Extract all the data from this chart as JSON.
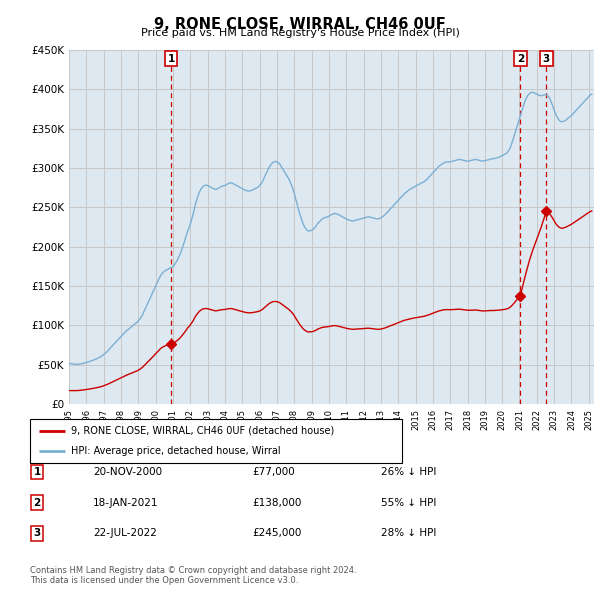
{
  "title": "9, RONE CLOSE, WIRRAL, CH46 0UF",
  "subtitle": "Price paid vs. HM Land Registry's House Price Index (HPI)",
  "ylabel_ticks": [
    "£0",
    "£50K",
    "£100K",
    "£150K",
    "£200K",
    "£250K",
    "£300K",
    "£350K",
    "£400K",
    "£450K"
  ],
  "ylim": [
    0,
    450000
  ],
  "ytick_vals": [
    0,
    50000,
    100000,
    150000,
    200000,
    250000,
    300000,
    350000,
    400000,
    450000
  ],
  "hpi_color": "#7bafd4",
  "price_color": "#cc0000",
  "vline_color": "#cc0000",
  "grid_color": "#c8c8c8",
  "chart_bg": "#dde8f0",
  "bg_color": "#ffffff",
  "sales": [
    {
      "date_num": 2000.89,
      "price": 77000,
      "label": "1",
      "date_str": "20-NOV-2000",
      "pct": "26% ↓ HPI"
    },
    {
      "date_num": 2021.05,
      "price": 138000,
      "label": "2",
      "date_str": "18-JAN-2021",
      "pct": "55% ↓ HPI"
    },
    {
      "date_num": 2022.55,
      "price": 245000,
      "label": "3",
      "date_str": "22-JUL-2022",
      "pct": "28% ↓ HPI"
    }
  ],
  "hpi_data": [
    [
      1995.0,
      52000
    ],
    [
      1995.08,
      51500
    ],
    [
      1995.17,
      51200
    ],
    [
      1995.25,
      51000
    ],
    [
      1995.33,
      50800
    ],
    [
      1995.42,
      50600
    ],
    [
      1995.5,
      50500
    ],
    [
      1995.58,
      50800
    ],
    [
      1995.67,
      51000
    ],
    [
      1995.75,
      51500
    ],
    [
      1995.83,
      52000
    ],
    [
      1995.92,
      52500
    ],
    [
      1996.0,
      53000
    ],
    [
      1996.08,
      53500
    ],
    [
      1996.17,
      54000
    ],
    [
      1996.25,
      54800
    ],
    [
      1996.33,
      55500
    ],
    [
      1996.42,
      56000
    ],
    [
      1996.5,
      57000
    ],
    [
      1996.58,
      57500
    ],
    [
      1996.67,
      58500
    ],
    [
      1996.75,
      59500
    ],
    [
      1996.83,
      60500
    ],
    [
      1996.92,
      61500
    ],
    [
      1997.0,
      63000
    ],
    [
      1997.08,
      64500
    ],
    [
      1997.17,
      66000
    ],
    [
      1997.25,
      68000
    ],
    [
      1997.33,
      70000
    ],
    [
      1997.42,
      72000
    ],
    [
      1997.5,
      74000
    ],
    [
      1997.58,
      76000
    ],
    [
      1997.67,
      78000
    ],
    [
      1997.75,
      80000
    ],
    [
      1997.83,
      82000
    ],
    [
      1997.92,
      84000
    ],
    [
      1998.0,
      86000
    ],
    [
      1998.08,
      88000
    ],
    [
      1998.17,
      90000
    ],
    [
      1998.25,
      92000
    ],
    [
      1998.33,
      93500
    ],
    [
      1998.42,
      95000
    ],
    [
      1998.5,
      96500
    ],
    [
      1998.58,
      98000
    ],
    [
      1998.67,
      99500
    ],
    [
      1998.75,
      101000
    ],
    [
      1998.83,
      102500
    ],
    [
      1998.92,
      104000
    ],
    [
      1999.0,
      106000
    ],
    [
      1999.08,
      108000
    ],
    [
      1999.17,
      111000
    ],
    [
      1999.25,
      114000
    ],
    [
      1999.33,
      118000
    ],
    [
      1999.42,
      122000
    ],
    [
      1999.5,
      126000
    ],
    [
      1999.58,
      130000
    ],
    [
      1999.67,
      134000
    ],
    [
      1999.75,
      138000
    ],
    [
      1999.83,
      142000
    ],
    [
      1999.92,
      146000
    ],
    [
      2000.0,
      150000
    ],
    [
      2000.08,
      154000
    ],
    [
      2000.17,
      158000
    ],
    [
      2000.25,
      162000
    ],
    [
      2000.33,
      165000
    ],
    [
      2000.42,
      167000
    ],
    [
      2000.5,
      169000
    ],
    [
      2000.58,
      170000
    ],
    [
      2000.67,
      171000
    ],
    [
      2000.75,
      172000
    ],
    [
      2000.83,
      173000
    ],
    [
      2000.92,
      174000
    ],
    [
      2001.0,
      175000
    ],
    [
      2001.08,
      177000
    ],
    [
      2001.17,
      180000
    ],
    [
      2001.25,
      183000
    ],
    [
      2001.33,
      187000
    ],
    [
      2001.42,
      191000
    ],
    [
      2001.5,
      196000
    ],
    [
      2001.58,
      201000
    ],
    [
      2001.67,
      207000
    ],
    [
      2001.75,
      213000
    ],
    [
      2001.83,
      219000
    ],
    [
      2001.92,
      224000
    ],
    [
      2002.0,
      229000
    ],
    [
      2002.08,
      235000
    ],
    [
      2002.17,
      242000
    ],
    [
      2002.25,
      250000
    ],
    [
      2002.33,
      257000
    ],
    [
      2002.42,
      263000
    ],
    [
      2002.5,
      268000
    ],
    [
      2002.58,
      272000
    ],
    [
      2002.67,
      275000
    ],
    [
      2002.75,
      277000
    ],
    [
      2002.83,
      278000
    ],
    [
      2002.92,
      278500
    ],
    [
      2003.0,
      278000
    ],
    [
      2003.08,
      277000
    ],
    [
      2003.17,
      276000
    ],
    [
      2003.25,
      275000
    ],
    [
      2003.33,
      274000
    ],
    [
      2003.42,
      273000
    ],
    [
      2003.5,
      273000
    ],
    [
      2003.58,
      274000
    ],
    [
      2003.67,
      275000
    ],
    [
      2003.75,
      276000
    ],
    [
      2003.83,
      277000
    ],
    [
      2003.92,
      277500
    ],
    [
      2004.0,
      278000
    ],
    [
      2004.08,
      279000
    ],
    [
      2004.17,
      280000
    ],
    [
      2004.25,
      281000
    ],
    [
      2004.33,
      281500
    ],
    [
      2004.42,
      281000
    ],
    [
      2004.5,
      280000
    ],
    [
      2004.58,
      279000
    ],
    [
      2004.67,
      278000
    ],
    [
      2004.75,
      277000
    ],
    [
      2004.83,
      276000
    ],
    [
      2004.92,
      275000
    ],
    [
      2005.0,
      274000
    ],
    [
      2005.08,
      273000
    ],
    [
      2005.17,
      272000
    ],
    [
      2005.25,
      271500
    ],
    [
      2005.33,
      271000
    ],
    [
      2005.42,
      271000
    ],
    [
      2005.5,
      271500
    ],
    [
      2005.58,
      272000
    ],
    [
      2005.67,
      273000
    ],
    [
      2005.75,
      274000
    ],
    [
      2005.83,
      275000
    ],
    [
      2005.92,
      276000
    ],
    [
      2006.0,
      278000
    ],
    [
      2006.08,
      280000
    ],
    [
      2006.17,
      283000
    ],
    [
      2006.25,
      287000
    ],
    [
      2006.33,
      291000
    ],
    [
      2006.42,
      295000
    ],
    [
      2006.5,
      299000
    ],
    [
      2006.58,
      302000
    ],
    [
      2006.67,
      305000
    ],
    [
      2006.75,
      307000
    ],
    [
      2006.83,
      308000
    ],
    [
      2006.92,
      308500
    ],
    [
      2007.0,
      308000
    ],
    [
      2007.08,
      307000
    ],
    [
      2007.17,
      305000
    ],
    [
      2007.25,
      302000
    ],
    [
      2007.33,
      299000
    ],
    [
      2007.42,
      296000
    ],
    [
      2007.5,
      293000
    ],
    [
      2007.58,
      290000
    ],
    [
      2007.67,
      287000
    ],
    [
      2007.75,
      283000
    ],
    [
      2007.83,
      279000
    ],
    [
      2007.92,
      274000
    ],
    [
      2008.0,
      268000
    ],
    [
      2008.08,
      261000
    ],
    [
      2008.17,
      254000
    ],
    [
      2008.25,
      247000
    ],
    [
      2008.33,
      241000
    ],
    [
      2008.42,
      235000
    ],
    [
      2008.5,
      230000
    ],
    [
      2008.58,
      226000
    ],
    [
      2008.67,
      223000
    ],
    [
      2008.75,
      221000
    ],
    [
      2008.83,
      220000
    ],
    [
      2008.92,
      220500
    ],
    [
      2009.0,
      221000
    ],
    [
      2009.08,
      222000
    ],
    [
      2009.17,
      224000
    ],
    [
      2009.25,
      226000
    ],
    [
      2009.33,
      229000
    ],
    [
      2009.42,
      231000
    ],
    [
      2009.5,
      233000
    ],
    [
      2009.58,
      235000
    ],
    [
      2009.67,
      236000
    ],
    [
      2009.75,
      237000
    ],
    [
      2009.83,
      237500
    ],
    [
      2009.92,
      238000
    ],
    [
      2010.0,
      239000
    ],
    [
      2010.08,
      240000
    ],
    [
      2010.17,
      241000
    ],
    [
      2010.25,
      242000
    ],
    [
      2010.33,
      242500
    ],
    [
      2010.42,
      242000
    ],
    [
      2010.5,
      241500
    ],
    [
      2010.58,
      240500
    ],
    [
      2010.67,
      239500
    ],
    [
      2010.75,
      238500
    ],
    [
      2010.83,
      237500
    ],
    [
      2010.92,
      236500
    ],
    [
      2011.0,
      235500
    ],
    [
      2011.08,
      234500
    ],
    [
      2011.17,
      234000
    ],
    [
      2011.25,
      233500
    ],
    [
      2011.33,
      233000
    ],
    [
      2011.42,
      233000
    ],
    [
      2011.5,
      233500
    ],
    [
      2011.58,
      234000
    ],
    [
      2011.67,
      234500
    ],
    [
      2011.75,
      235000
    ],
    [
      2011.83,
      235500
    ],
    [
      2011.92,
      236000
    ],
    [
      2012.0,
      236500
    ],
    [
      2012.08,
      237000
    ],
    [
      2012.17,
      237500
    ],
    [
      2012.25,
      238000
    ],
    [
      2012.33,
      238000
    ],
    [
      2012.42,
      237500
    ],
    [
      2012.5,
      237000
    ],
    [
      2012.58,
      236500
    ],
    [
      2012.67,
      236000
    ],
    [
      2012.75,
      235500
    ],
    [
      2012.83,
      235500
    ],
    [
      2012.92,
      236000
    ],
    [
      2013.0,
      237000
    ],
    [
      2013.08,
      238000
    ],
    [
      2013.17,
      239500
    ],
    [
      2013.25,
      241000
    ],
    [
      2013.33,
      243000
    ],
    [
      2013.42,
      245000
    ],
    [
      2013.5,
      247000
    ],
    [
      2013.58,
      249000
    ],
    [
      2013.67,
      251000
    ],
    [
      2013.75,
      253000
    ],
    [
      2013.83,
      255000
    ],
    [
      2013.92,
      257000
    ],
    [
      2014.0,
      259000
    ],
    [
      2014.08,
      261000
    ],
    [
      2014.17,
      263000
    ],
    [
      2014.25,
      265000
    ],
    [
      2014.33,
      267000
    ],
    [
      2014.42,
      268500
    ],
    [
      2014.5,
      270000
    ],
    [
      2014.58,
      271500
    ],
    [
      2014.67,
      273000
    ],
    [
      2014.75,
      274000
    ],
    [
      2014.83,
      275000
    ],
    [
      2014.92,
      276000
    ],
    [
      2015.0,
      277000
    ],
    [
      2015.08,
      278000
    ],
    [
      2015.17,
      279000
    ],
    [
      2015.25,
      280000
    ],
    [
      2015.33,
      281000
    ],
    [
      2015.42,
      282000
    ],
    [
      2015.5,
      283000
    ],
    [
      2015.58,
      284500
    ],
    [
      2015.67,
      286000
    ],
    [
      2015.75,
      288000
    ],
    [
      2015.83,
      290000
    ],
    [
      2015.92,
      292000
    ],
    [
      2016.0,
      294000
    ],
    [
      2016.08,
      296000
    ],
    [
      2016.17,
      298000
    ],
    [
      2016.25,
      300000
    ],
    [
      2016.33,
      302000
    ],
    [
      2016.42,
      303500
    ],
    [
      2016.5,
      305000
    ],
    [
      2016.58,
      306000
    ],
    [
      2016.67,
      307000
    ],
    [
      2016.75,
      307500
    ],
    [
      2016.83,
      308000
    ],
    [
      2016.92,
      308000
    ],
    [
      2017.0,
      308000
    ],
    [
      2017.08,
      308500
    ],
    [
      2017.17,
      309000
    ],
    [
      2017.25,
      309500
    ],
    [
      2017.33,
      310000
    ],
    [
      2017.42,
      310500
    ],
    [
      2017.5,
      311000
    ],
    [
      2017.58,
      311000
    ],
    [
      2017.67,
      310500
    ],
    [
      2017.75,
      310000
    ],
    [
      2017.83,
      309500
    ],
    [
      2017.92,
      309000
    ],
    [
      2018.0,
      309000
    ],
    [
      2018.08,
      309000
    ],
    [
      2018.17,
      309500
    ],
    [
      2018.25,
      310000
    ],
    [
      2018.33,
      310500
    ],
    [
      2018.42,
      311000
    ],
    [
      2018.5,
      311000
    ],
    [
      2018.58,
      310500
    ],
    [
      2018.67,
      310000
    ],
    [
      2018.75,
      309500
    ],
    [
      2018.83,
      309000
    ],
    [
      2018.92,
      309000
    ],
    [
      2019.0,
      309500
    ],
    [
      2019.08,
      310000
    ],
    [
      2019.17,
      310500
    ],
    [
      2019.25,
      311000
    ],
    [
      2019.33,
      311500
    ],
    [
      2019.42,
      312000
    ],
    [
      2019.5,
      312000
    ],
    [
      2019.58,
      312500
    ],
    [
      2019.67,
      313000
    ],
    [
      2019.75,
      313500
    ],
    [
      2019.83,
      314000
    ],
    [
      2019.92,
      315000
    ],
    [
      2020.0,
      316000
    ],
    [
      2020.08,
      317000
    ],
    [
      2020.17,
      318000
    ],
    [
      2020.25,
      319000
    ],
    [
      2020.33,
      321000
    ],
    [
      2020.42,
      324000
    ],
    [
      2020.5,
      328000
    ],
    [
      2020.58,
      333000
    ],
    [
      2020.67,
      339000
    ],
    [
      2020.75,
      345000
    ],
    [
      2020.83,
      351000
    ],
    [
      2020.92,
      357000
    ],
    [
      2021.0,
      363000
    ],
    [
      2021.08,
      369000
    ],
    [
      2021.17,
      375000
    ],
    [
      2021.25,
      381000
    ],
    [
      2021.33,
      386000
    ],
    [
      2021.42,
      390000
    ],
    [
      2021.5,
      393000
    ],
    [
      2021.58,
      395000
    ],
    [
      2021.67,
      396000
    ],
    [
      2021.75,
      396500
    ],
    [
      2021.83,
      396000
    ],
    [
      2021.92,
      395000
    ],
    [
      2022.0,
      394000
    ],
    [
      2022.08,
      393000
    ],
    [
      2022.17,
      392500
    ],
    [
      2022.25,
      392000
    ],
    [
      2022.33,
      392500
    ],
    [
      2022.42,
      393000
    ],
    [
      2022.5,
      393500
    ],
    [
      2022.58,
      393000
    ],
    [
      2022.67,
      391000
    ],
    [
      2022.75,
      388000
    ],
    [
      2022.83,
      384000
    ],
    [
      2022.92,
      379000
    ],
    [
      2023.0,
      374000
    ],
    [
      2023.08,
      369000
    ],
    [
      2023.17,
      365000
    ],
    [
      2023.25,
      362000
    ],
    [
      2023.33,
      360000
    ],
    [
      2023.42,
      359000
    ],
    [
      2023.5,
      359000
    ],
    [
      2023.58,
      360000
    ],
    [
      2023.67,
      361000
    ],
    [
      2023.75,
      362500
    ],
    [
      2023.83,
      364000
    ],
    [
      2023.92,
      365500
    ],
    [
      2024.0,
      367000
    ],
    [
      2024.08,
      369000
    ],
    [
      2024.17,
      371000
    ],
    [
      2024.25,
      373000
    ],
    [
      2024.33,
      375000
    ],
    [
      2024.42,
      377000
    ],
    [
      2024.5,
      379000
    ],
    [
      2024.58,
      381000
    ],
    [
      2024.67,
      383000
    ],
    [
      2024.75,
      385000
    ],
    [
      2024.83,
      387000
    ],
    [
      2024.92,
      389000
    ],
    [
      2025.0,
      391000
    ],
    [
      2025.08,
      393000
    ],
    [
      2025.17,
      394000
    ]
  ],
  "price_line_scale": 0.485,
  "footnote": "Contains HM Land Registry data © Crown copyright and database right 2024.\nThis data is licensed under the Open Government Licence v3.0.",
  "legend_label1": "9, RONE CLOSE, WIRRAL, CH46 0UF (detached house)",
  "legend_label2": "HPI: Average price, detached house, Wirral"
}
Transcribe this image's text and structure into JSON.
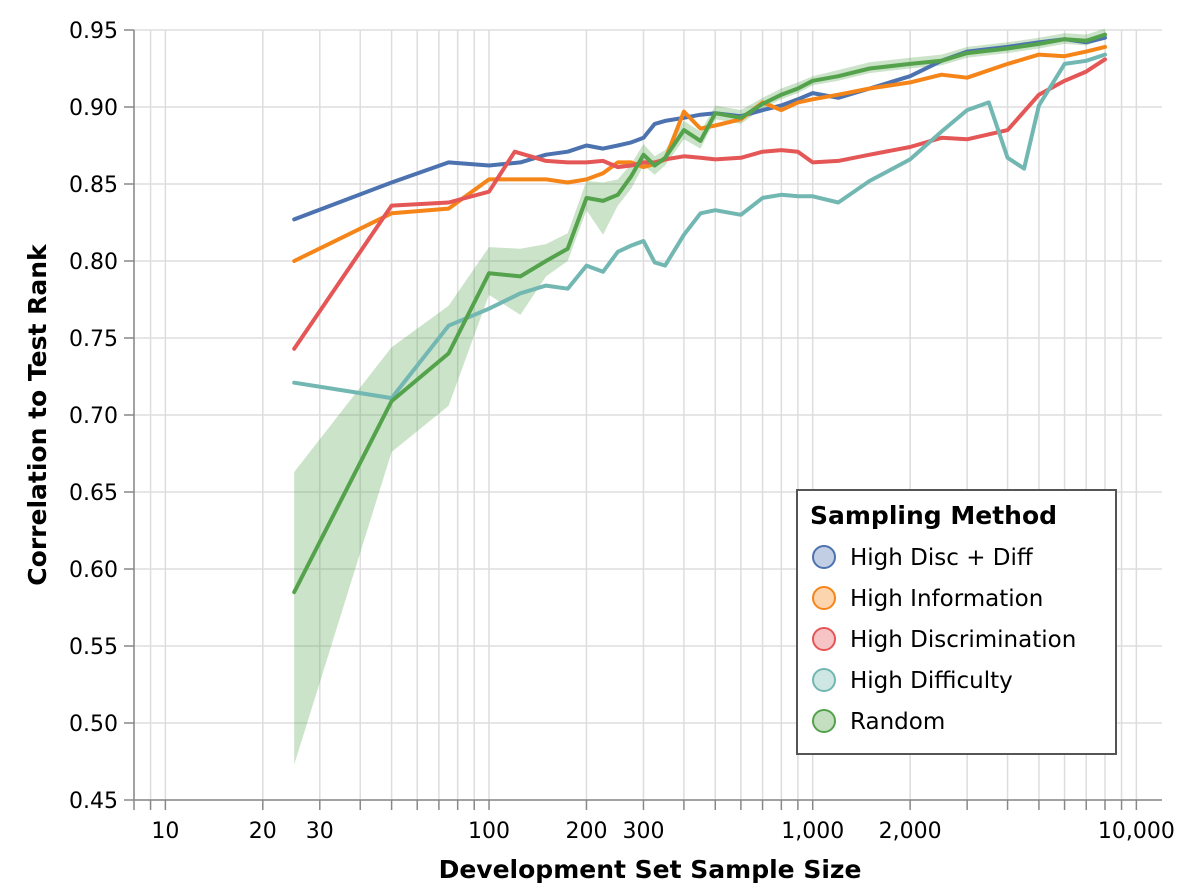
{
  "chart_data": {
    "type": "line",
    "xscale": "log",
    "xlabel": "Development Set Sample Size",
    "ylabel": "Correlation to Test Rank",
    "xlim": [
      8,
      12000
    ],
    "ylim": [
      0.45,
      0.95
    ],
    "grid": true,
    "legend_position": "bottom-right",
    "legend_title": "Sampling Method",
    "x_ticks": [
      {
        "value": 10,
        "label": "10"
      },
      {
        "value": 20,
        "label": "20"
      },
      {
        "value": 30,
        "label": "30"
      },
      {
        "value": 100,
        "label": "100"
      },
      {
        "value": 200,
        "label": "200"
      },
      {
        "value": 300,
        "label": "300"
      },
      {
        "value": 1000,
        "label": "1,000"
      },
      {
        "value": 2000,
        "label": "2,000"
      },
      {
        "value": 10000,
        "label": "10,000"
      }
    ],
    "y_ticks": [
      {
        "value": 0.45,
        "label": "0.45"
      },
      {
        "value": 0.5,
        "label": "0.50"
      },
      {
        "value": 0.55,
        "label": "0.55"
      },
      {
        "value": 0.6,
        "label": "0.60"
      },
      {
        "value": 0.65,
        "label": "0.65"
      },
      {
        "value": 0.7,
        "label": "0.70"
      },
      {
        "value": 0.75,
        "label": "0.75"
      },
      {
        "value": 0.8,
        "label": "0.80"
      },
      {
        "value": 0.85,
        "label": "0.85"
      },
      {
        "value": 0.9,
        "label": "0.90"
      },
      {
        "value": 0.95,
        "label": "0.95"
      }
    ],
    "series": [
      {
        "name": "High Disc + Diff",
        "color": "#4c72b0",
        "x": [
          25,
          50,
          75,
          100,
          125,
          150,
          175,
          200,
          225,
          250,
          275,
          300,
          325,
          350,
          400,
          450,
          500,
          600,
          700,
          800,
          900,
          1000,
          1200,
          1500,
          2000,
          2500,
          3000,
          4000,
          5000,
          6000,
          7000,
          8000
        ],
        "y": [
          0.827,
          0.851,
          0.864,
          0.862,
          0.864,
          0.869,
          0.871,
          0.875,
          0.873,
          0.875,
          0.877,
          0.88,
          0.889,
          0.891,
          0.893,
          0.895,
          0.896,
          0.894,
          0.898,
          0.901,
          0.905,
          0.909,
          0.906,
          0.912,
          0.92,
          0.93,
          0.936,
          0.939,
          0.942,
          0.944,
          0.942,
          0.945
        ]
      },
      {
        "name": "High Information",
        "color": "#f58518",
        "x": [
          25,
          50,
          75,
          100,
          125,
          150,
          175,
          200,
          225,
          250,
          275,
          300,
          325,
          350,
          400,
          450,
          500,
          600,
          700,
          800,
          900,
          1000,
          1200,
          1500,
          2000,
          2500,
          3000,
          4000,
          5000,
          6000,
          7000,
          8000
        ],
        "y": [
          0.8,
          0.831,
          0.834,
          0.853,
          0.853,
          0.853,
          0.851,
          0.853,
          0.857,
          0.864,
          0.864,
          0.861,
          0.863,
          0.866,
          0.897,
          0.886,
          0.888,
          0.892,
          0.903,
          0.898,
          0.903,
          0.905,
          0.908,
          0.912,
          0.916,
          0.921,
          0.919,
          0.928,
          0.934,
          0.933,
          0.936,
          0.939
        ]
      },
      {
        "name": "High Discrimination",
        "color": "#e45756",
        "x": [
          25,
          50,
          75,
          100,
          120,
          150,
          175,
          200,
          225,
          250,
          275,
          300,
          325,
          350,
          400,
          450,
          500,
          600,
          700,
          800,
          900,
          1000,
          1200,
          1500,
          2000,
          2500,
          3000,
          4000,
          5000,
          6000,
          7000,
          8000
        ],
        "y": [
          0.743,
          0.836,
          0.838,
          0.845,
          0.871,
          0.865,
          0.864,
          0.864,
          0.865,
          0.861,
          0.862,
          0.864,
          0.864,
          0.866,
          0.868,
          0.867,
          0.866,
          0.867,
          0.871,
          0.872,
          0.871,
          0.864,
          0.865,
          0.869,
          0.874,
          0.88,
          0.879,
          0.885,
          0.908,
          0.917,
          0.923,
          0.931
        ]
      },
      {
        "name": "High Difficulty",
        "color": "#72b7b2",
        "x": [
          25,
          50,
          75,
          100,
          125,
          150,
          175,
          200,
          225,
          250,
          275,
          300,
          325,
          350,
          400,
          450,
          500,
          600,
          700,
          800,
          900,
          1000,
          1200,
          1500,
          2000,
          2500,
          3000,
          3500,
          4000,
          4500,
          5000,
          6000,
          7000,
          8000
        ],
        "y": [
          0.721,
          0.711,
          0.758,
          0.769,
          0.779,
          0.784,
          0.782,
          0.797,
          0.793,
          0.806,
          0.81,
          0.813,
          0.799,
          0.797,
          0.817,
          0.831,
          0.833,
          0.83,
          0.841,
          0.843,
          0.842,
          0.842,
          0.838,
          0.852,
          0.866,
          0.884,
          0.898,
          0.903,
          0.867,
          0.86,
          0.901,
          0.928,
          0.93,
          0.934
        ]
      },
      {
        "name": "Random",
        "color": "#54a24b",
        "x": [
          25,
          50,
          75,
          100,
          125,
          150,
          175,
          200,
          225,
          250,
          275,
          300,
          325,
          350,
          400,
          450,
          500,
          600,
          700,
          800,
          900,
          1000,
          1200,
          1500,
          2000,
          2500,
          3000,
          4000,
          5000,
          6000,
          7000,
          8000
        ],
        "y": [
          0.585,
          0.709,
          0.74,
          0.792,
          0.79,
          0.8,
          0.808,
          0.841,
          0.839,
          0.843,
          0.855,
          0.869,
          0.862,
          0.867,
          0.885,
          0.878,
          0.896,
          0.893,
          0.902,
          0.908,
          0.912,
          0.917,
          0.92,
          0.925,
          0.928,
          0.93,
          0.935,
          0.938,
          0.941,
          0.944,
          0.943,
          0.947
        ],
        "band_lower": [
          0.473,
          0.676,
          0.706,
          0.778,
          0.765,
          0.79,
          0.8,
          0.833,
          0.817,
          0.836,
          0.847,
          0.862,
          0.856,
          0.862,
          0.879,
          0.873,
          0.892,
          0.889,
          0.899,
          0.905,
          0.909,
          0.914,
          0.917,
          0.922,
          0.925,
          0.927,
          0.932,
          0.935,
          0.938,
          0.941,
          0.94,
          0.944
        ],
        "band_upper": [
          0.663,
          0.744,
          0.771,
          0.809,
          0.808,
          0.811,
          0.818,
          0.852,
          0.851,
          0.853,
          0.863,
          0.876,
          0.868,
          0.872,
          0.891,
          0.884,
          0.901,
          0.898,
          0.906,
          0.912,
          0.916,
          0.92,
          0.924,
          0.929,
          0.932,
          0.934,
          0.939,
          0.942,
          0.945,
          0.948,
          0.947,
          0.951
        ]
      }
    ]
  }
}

• • • • • • •

• **Objective**:
Read the entries and pick out all lines that include the word "detached".

• **In response**:
  "legend_label1": "9, RONE CLOSE, WIRRAL, CH46 0UF (detached house)",
  "legend_label2": "HPI: Average price, detached house, Wirral"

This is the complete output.